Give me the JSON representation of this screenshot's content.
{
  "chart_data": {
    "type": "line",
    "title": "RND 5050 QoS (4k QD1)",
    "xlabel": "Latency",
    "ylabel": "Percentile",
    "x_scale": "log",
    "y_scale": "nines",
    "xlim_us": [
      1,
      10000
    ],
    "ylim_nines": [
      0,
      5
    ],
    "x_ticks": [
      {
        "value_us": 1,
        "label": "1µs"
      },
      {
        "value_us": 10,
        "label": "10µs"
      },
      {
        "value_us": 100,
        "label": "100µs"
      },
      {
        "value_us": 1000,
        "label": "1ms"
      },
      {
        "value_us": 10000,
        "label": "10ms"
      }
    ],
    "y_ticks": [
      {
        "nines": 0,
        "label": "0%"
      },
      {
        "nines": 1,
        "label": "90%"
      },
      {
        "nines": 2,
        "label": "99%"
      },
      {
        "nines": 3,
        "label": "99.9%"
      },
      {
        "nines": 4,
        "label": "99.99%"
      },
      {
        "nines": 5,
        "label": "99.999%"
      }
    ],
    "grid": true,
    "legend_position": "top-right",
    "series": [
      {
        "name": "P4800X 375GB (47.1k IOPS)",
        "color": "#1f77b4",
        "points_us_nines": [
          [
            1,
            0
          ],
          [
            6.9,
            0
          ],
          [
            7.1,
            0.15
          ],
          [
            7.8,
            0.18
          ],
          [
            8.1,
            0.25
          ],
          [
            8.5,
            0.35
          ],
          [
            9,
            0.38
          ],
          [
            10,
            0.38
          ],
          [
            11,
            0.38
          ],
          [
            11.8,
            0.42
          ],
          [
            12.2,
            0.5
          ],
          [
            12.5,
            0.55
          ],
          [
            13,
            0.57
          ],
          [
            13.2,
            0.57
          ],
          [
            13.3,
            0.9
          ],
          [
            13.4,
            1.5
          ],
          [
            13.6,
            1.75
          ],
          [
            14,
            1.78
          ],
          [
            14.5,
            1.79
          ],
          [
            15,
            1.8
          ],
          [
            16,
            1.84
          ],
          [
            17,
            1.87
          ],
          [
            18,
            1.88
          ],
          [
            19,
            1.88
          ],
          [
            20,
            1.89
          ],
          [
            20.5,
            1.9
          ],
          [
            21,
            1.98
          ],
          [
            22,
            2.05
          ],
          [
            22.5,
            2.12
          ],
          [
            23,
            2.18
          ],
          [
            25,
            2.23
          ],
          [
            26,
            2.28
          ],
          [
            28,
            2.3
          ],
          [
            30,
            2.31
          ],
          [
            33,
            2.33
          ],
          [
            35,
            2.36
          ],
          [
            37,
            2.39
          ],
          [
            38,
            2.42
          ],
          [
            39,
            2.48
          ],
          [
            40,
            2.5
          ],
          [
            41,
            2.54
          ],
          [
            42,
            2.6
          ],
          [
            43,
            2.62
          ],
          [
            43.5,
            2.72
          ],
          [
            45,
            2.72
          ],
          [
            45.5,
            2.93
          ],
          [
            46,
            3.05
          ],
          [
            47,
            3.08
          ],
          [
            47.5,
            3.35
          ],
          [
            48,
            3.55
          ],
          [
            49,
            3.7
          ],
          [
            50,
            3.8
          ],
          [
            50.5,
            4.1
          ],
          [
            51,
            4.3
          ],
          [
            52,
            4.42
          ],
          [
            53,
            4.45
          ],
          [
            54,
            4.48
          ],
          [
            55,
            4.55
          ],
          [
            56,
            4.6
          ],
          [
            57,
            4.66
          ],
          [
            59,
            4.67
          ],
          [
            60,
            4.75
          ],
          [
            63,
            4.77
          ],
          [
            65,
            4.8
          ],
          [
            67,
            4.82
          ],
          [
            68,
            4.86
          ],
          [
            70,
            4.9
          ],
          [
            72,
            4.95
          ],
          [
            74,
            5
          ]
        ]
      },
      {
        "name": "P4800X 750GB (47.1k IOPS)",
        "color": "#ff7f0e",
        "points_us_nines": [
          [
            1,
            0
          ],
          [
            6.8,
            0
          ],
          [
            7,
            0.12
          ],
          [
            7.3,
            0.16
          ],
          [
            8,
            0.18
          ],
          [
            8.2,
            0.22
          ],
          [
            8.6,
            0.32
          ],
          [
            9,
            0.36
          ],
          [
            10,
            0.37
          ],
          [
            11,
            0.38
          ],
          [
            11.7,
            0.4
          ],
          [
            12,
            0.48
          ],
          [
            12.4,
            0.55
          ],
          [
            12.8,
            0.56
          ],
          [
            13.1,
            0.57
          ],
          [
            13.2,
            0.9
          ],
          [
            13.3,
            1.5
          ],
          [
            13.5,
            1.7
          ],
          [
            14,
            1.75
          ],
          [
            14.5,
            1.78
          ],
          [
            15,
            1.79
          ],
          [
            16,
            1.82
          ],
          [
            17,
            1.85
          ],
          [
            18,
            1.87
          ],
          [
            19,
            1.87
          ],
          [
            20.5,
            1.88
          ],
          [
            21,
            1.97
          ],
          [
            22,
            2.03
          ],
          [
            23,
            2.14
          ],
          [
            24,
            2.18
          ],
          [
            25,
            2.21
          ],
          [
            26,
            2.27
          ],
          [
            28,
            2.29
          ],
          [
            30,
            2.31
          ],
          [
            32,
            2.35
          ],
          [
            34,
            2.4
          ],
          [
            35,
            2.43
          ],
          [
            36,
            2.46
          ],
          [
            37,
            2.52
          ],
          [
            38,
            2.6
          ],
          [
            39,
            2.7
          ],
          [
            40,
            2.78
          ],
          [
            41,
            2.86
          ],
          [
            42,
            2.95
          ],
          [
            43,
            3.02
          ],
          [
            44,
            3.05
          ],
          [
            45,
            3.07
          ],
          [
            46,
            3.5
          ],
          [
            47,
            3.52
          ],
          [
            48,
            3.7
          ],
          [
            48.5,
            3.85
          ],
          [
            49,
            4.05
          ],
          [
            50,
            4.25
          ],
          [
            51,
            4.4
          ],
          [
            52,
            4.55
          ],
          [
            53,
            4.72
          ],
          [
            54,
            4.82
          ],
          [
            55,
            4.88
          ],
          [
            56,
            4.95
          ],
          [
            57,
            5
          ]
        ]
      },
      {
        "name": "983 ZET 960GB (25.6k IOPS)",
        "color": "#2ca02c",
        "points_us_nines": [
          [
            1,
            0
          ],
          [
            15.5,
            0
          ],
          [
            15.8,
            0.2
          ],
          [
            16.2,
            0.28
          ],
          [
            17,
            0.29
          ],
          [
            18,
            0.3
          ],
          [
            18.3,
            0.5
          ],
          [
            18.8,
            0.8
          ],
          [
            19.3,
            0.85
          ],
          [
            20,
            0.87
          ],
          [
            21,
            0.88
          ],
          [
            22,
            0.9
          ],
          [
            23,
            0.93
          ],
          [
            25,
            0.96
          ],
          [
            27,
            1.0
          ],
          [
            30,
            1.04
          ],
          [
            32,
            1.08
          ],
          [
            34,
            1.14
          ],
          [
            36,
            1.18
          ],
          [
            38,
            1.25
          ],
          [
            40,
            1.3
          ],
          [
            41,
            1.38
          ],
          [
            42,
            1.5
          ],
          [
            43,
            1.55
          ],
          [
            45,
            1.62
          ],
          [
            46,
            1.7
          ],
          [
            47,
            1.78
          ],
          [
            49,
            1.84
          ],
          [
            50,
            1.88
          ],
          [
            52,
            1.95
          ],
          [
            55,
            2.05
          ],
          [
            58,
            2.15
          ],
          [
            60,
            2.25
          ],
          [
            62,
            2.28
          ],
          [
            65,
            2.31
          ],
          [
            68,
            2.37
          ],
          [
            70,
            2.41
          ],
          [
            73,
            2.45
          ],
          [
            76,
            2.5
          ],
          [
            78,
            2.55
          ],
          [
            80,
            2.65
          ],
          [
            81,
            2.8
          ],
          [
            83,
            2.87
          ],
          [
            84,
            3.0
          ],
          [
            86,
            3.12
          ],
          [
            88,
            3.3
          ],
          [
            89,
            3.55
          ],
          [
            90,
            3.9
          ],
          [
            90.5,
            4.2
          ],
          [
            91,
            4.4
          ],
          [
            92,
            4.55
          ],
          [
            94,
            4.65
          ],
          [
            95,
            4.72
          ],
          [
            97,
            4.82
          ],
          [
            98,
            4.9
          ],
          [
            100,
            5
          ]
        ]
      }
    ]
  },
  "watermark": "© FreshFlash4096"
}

* * * * *

**PROBLEM TO SOLVE:**
Only lines holding the string "name" are wanted; gather each one from the entries above.

**TASK RESPONSE:**
        "name": "P4800X 375GB (47.1k IOPS)",
        "name": "P4800X 750GB (47.1k IOPS)",
        "name": "983 ZET 960GB (25.6k IOPS)",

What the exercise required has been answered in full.